> _What is expected_:
Identify and copy all lines of the material where the string "Level" is found.

-- Start of Data provided --

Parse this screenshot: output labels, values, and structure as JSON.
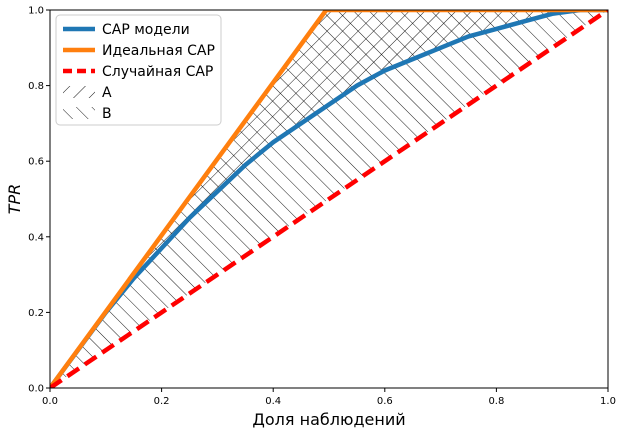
{
  "chart_data": {
    "type": "line",
    "xlabel": "Доля наблюдений",
    "ylabel": "TPR",
    "xlim": [
      0.0,
      1.0
    ],
    "ylim": [
      0.0,
      1.0
    ],
    "x_ticks": [
      "0.0",
      "0.2",
      "0.4",
      "0.6",
      "0.8",
      "1.0"
    ],
    "y_ticks": [
      "0.0",
      "0.2",
      "0.4",
      "0.6",
      "0.8",
      "1.0"
    ],
    "grid": false,
    "legend_position": "top-left",
    "series": [
      {
        "name": "CAP модели",
        "color": "#1f77b4",
        "style": "solid",
        "x": [
          0.0,
          0.05,
          0.1,
          0.15,
          0.2,
          0.25,
          0.3,
          0.35,
          0.4,
          0.45,
          0.5,
          0.55,
          0.6,
          0.65,
          0.7,
          0.75,
          0.8,
          0.85,
          0.9,
          0.95,
          1.0
        ],
        "y": [
          0.0,
          0.1,
          0.2,
          0.29,
          0.37,
          0.45,
          0.52,
          0.59,
          0.65,
          0.7,
          0.75,
          0.8,
          0.84,
          0.87,
          0.9,
          0.93,
          0.95,
          0.97,
          0.99,
          1.0,
          1.0
        ]
      },
      {
        "name": "Идеальная CAP",
        "color": "#ff7f0e",
        "style": "solid",
        "x": [
          0.0,
          0.495,
          1.0
        ],
        "y": [
          0.0,
          1.0,
          1.0
        ]
      },
      {
        "name": "Случайная CAP",
        "color": "#ff0000",
        "style": "dashed",
        "x": [
          0.0,
          1.0
        ],
        "y": [
          0.0,
          1.0
        ]
      }
    ],
    "hatched_areas": [
      {
        "name": "A",
        "hatch": "forward-diagonal",
        "between": [
          "Идеальная CAP",
          "CAP модели"
        ]
      },
      {
        "name": "B",
        "hatch": "back-diagonal",
        "between": [
          "Идеальная CAP",
          "Случайная CAP"
        ]
      }
    ],
    "legend": [
      "CAP модели",
      "Идеальная CAP",
      "Случайная CAP",
      "A",
      "B"
    ]
  }
}
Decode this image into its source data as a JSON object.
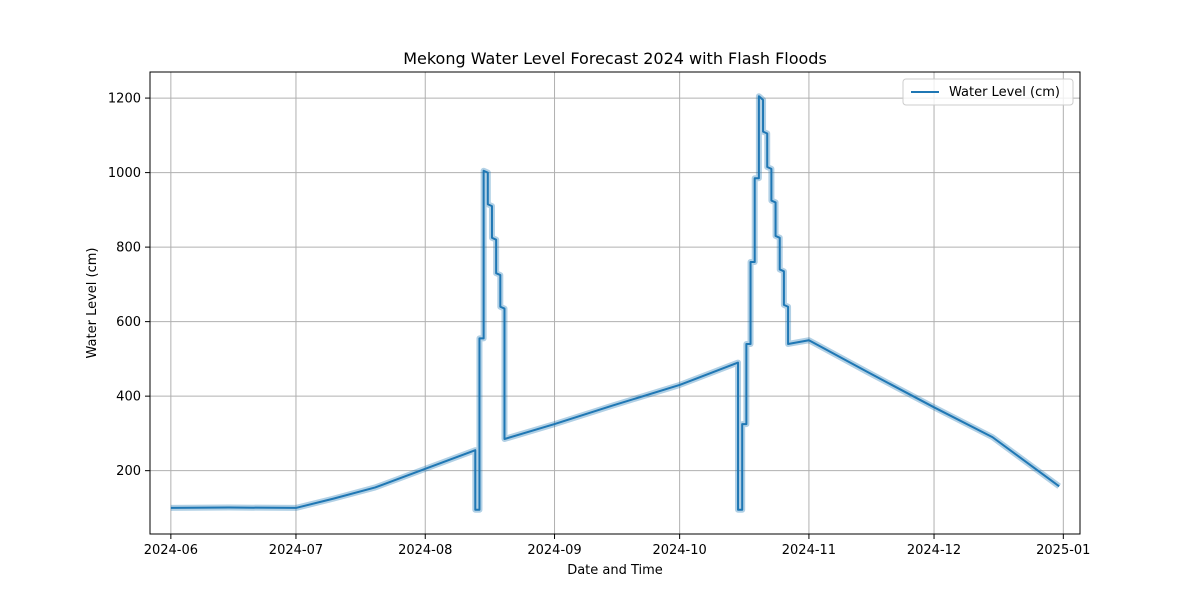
{
  "chart_data": {
    "type": "line",
    "title": "Mekong Water Level Forecast 2024 with Flash Floods",
    "xlabel": "Date and Time",
    "ylabel": "Water Level (cm)",
    "xlim": [
      "2024-05-27",
      "2025-01-05"
    ],
    "ylim": [
      30,
      1270
    ],
    "x_ticks": [
      "2024-06",
      "2024-07",
      "2024-08",
      "2024-09",
      "2024-10",
      "2024-11",
      "2024-12",
      "2025-01"
    ],
    "y_ticks": [
      200,
      400,
      600,
      800,
      1000,
      1200
    ],
    "grid": true,
    "legend_position": "top-right",
    "series": [
      {
        "name": "Water Level (cm)",
        "color": "#1f77b4",
        "points": [
          [
            "2024-06-01",
            100
          ],
          [
            "2024-06-15",
            101
          ],
          [
            "2024-07-01",
            100
          ],
          [
            "2024-07-10",
            125
          ],
          [
            "2024-07-20",
            155
          ],
          [
            "2024-08-01",
            205
          ],
          [
            "2024-08-13",
            255
          ],
          [
            "2024-08-13",
            95
          ],
          [
            "2024-08-14",
            95
          ],
          [
            "2024-08-14",
            555
          ],
          [
            "2024-08-15",
            555
          ],
          [
            "2024-08-15",
            1005
          ],
          [
            "2024-08-16",
            1000
          ],
          [
            "2024-08-16",
            915
          ],
          [
            "2024-08-17",
            910
          ],
          [
            "2024-08-17",
            825
          ],
          [
            "2024-08-18",
            820
          ],
          [
            "2024-08-18",
            730
          ],
          [
            "2024-08-19",
            725
          ],
          [
            "2024-08-19",
            640
          ],
          [
            "2024-08-20",
            635
          ],
          [
            "2024-08-20",
            285
          ],
          [
            "2024-09-01",
            325
          ],
          [
            "2024-09-15",
            375
          ],
          [
            "2024-10-01",
            430
          ],
          [
            "2024-10-15",
            490
          ],
          [
            "2024-10-15",
            95
          ],
          [
            "2024-10-16",
            95
          ],
          [
            "2024-10-16",
            325
          ],
          [
            "2024-10-17",
            325
          ],
          [
            "2024-10-17",
            540
          ],
          [
            "2024-10-18",
            540
          ],
          [
            "2024-10-18",
            760
          ],
          [
            "2024-10-19",
            760
          ],
          [
            "2024-10-19",
            985
          ],
          [
            "2024-10-20",
            985
          ],
          [
            "2024-10-20",
            1205
          ],
          [
            "2024-10-21",
            1195
          ],
          [
            "2024-10-21",
            1110
          ],
          [
            "2024-10-22",
            1105
          ],
          [
            "2024-10-22",
            1015
          ],
          [
            "2024-10-23",
            1010
          ],
          [
            "2024-10-23",
            925
          ],
          [
            "2024-10-24",
            920
          ],
          [
            "2024-10-24",
            830
          ],
          [
            "2024-10-25",
            825
          ],
          [
            "2024-10-25",
            740
          ],
          [
            "2024-10-26",
            735
          ],
          [
            "2024-10-26",
            645
          ],
          [
            "2024-10-27",
            640
          ],
          [
            "2024-10-27",
            540
          ],
          [
            "2024-11-01",
            550
          ],
          [
            "2024-11-15",
            465
          ],
          [
            "2024-12-01",
            370
          ],
          [
            "2024-12-15",
            290
          ],
          [
            "2024-12-31",
            158
          ]
        ]
      }
    ]
  }
}
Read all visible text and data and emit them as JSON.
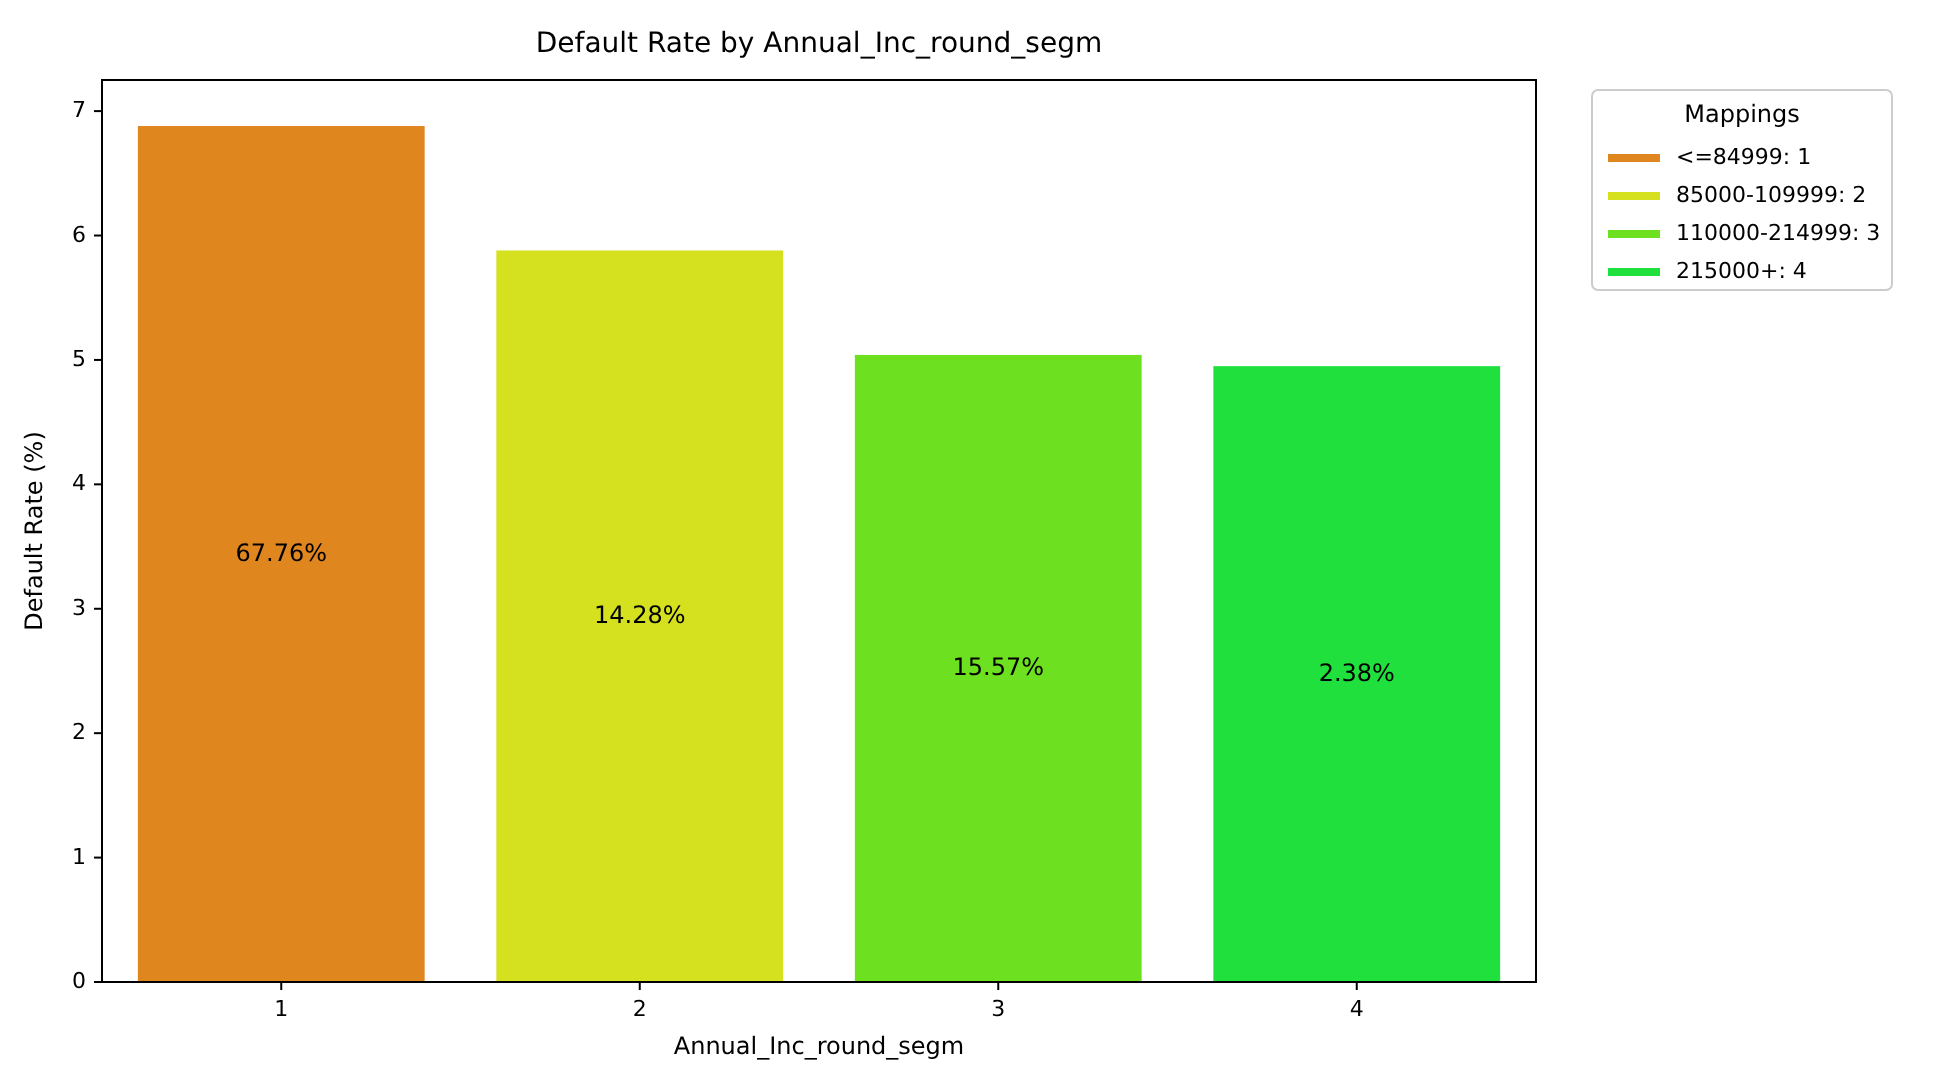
{
  "chart_data": {
    "type": "bar",
    "title": "Default Rate by Annual_Inc_round_segm",
    "xlabel": "Annual_Inc_round_segm",
    "ylabel": "Default Rate (%)",
    "legend_title": "Mappings",
    "legend": "top right",
    "categories": [
      "1",
      "2",
      "3",
      "4"
    ],
    "series": [
      {
        "name": "<=84999: 1",
        "color": "#e0861f",
        "values": [
          6.88,
          null,
          null,
          null
        ]
      },
      {
        "name": "85000-109999: 2",
        "color": "#d5e01f",
        "values": [
          null,
          5.88,
          null,
          null
        ]
      },
      {
        "name": "110000-214999: 3",
        "color": "#6de01f",
        "values": [
          null,
          null,
          5.04,
          null
        ]
      },
      {
        "name": "215000+: 4",
        "color": "#1fe03c",
        "values": [
          null,
          null,
          null,
          4.95
        ]
      }
    ],
    "ylim": [
      0,
      7.25
    ],
    "yticks": [
      0,
      1,
      2,
      3,
      4,
      5,
      6,
      7
    ],
    "annotations": [
      "67.76%",
      "14.28%",
      "15.57%",
      "2.38%"
    ]
  }
}
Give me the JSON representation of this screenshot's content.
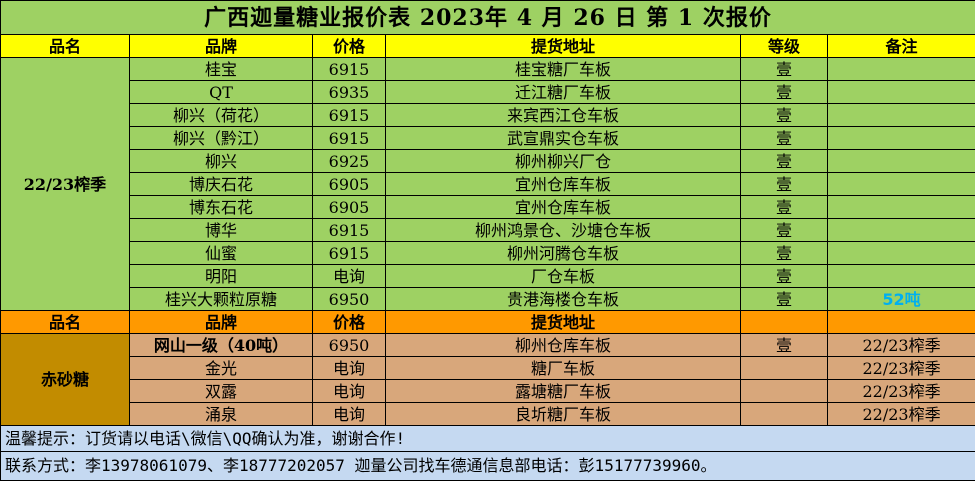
{
  "title": "广西迦量糖业报价表 2023年 4 月 26 日 第 1 次报价",
  "header1": {
    "category": "品名",
    "brand": "品牌",
    "price": "价格",
    "location": "提货地址",
    "grade": "等级",
    "note": "备注"
  },
  "section1": {
    "category": "22/23榨季",
    "rows": [
      {
        "brand": "桂宝",
        "price": "6915",
        "location": "桂宝糖厂车板",
        "grade": "壹",
        "note": ""
      },
      {
        "brand": "QT",
        "price": "6935",
        "location": "迁江糖厂车板",
        "grade": "壹",
        "note": ""
      },
      {
        "brand": "柳兴（荷花）",
        "price": "6915",
        "location": "来宾西江仓车板",
        "grade": "壹",
        "note": ""
      },
      {
        "brand": "柳兴（黔江）",
        "price": "6915",
        "location": "武宣鼎实仓车板",
        "grade": "壹",
        "note": ""
      },
      {
        "brand": "柳兴",
        "price": "6925",
        "location": "柳州柳兴厂仓",
        "grade": "壹",
        "note": ""
      },
      {
        "brand": "博庆石花",
        "price": "6905",
        "location": "宜州仓库车板",
        "grade": "壹",
        "note": ""
      },
      {
        "brand": "博东石花",
        "price": "6905",
        "location": "宜州仓库车板",
        "grade": "壹",
        "note": ""
      },
      {
        "brand": "博华",
        "price": "6915",
        "location": "柳州鸿景仓、沙塘仓车板",
        "grade": "壹",
        "note": ""
      },
      {
        "brand": "仙蜜",
        "price": "6915",
        "location": "柳州河腾仓车板",
        "grade": "壹",
        "note": ""
      },
      {
        "brand": "明阳",
        "price": "电询",
        "location": "厂仓车板",
        "grade": "壹",
        "note": ""
      },
      {
        "brand": "桂兴大颗粒原糖",
        "price": "6950",
        "location": "贵港海楼仓车板",
        "grade": "壹",
        "note": "52吨"
      }
    ]
  },
  "header2": {
    "category": "品名",
    "brand": "品牌",
    "price": "价格",
    "location": "提货地址",
    "grade": "",
    "note": ""
  },
  "section2": {
    "category": "赤砂糖",
    "rows": [
      {
        "brand": "网山一级（40吨）",
        "price": "6950",
        "location": "柳州仓库车板",
        "grade": "壹",
        "note": "22/23榨季"
      },
      {
        "brand": "金光",
        "price": "电询",
        "location": "糖厂车板",
        "grade": "",
        "note": "22/23榨季"
      },
      {
        "brand": "双露",
        "price": "电询",
        "location": "露塘糖厂车板",
        "grade": "",
        "note": "22/23榨季"
      },
      {
        "brand": "涌泉",
        "price": "电询",
        "location": "良圻糖厂车板",
        "grade": "",
        "note": "22/23榨季"
      }
    ]
  },
  "footer": {
    "tip": "温馨提示：订货请以电话\\微信\\QQ确认为准，谢谢合作!",
    "contact": "联系方式：李13978061079、李18777202057    迦量公司找车德通信息部电话：彭15177739960。"
  }
}
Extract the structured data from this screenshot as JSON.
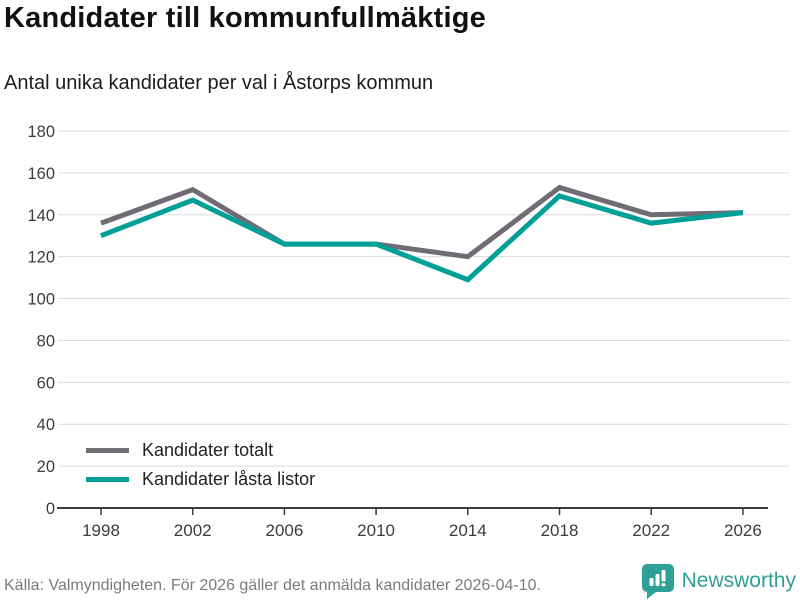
{
  "header": {
    "title": "Kandidater till kommunfullmäktige",
    "subtitle": "Antal unika kandidater per val i Åstorps kommun"
  },
  "chart_data": {
    "type": "line",
    "x": [
      1998,
      2002,
      2006,
      2010,
      2014,
      2018,
      2022,
      2026
    ],
    "series": [
      {
        "name": "Kandidater totalt",
        "color": "#716C74",
        "values": [
          136,
          152,
          126,
          126,
          120,
          153,
          140,
          141
        ]
      },
      {
        "name": "Kandidater låsta listor",
        "color": "#00A099",
        "values": [
          130,
          147,
          126,
          126,
          109,
          149,
          136,
          141
        ]
      }
    ],
    "ylim": [
      0,
      180
    ],
    "yticks": [
      0,
      20,
      40,
      60,
      80,
      100,
      120,
      140,
      160,
      180
    ],
    "grid": "horizontal",
    "legend_position": "inside-bottom-left",
    "xlabel": "",
    "ylabel": ""
  },
  "footer": {
    "source": "Källa: Valmyndigheten. För 2026 gäller det anmälda kandidater 2026-04-10.",
    "brand": "Newsworthy"
  },
  "icons": {
    "brand_logo": "newsworthy-bar-chart-bubble-icon"
  },
  "colors": {
    "brand": "#2FA096",
    "grid": "#DCDCDC",
    "axis": "#3C3C3C",
    "tick_label": "#3d3d3d"
  }
}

-- End of Data provided --

> _Solved exercise_:
    "title": "Mekong Water Level Forecast 2024 with Flash Floods",
    "ylabel": "Water Level (cm)",
        "name": "Water Level (cm)",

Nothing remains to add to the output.